___ Reading passage ___
A fossil company angling for a C$925-million federal “grant, repayable contribution, or loan guarantee” for the controversial Goldboro liquefied natural gas (LNG) terminal in Nova Scotia is threatening legal action against five signatories to an open letter urging Prime Minister Justin Trudeau, Premier Iain Rankin, and other elected officials to reject the plan.
Thomas Ciz, general counsel for Alberta-based Pieridae Energy, informed the five signatories in a March 19 letter that they are “in receipt of Confidential Information, including a power-point [sic] presentation,” and that their use of the material was “unauthorized”, the Halifax Examiner reports.
The letter accuses signatories Ken Summers of NOFRAC, Michael Sawyer of the Citizens Oil and Gas Council, Pascal Bergeron of Environnement Vert Plus, Jim Emberger of the New Brunswick Anti-Shale Gas Alliance, and German climate consultant Andy Gheorghiu of disclosing the information to “other persons (including news publications) for the express purpose of damaging Pieridae’s commercial prospects of developing and constructing the Goldboro LNG Facility.” The PowerPoint included a pitch for funding equal to about 7.5% the company’s estimated project cost.
___ Exercise materials ___
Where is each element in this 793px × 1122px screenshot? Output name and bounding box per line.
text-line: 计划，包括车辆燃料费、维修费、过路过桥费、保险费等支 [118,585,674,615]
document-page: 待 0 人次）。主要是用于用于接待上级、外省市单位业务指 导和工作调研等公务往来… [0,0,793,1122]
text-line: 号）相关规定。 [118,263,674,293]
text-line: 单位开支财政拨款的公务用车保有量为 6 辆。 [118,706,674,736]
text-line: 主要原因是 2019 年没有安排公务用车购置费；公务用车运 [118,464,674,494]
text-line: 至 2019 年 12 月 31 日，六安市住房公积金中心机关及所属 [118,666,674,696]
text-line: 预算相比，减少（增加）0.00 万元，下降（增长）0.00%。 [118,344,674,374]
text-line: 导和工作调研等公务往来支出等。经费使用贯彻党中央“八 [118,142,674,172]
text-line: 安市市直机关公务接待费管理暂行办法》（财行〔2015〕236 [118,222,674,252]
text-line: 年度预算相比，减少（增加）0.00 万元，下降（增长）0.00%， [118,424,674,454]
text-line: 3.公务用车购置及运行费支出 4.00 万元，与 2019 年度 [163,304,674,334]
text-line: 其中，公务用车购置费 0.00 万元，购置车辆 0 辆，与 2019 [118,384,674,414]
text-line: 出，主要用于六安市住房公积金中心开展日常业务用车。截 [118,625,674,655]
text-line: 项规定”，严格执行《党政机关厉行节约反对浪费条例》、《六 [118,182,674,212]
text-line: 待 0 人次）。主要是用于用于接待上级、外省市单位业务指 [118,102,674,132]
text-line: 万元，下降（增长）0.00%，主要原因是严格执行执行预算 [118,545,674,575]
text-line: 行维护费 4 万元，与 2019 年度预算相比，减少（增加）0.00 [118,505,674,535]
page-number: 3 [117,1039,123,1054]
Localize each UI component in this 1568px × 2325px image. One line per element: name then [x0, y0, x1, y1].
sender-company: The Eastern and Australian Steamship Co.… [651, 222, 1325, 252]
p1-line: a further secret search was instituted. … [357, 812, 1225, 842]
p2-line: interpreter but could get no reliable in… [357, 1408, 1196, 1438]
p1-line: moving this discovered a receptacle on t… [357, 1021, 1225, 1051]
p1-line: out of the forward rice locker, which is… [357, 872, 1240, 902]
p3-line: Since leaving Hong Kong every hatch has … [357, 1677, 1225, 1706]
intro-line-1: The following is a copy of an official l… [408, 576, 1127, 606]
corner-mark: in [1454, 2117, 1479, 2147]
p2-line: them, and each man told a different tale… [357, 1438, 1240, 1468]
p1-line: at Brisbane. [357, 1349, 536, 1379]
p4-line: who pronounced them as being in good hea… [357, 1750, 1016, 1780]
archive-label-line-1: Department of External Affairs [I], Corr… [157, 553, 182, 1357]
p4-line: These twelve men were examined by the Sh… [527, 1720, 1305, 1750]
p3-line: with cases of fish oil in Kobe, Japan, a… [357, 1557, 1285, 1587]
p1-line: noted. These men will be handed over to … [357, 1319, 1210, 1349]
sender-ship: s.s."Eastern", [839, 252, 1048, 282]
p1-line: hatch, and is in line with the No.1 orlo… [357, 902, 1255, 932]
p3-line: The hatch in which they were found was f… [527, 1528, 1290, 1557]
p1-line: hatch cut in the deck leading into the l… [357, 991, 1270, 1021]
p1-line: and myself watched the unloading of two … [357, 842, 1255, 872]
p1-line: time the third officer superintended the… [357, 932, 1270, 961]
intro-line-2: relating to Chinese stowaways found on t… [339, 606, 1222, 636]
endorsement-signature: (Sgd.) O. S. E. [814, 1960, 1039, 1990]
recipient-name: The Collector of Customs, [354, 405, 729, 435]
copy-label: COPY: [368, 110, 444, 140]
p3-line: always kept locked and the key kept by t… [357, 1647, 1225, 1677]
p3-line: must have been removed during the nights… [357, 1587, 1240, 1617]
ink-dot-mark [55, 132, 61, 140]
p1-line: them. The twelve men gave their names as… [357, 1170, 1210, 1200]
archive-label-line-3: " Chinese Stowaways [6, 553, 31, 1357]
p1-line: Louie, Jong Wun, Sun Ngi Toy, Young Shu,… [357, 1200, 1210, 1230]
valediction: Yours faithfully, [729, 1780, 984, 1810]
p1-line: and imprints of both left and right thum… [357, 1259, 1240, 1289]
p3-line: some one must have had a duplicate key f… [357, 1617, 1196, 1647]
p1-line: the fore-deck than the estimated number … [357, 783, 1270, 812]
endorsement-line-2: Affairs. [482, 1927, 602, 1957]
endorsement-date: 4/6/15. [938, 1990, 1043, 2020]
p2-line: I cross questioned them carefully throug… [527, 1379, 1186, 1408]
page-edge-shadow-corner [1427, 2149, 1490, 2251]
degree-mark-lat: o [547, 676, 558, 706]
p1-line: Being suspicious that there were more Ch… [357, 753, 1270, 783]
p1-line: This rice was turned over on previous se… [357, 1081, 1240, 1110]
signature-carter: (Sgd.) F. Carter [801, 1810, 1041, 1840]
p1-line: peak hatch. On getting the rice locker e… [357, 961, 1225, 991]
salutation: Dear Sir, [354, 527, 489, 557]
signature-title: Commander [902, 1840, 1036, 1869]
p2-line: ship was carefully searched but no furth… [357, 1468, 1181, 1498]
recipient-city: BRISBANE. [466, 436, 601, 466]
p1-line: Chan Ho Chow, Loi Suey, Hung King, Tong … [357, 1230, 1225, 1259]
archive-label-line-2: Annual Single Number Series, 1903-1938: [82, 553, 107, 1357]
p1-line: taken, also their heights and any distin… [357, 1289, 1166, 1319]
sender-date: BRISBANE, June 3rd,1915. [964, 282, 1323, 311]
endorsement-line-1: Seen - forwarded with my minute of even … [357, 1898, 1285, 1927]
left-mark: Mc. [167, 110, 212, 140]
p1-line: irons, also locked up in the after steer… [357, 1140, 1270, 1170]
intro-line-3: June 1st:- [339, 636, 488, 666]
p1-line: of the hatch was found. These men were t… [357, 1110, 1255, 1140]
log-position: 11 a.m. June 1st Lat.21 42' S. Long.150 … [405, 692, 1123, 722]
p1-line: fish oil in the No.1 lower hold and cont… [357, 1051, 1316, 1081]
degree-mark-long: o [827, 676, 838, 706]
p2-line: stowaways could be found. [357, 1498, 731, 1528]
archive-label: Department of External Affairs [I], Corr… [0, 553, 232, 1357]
___
» Tasks
- A) Duplicate the text about Pieridae Energy's legal threat over the Goldboro LNG terminal, word for word and in full.
- B) How many lines of the listing contain the word "deck"? Give only the number.

» Solved problems
- A)
A fossil company angling for a C$925-million federal “grant, repayable contribution, or loan guarantee” for the controversial Goldboro liquefied natural gas (LNG) terminal in Nova Scotia is threatening legal action against five signatories to an open letter urging Prime Minister Justin Trudeau, Premier Iain Rankin, and other elected officials to reject the plan.
Thomas Ciz, general counsel for Alberta-based Pieridae Energy, informed the five signatories in a March 19 letter that they are “in receipt of Confidential Information, including a power-point [sic] presentation,” and that their use of the material was “unauthorized”, the Halifax Examiner reports.
The letter accuses signatories Ken Summers of NOFRAC, Michael Sawyer of the Citizens Oil and Gas Council, Pascal Bergeron of Environnement Vert Plus, Jim Emberger of the New Brunswick Anti-Shale Gas Alliance, and German climate consultant Andy Gheorghiu of disclosing the information to “other persons (including news publications) for the express purpose of damaging Pieridae’s commercial prospects of developing and constructing the Goldboro LNG Facility.” The PowerPoint included a pitch for funding equal to about 7.5% the company’s estimated project cost.

- B) 2